*MATERIAL PROVIDED*:

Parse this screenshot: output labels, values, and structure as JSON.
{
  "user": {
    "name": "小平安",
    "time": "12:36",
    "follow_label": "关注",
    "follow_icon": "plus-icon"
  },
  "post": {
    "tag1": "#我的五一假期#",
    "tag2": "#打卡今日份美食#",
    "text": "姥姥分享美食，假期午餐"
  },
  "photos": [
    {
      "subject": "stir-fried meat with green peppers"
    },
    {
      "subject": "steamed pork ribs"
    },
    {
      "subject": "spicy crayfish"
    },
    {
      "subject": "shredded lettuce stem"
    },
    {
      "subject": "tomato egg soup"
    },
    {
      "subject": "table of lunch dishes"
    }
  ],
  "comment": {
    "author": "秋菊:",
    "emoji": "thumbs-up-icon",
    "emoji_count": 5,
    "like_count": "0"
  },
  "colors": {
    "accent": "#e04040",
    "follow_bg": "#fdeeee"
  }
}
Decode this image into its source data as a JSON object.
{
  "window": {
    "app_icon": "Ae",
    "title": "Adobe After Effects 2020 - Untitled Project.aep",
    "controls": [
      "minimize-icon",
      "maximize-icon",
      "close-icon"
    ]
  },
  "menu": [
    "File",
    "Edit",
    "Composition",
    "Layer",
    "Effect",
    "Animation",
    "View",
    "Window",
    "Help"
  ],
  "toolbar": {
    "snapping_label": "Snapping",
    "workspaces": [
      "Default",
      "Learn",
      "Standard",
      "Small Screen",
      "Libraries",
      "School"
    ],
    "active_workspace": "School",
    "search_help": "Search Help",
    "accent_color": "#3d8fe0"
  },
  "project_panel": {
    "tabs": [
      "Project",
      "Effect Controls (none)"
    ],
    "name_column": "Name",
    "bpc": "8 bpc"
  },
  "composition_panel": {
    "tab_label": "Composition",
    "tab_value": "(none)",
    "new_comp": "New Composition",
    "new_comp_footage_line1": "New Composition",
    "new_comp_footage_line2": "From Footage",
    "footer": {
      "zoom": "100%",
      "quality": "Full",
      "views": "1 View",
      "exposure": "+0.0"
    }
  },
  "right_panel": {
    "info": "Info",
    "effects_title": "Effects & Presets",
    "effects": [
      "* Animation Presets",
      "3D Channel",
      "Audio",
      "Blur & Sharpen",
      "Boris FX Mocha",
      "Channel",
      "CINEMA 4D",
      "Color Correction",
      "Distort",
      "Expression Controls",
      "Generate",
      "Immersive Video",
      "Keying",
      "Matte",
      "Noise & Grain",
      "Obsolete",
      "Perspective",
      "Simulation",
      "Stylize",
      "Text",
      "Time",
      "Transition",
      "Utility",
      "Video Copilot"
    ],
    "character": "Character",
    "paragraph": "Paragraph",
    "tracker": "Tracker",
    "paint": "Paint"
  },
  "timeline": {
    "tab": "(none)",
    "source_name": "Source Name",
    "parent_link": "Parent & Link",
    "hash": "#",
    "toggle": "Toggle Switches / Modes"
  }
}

*PROBLEM STATEMENT*: Copy every line above that includes the string "JSON".

*RESPONSE TO THE EXERCISE*:
Parse this screenshot: output labels, values, and structure as JSON.
Decode this image into its source data as a JSON object.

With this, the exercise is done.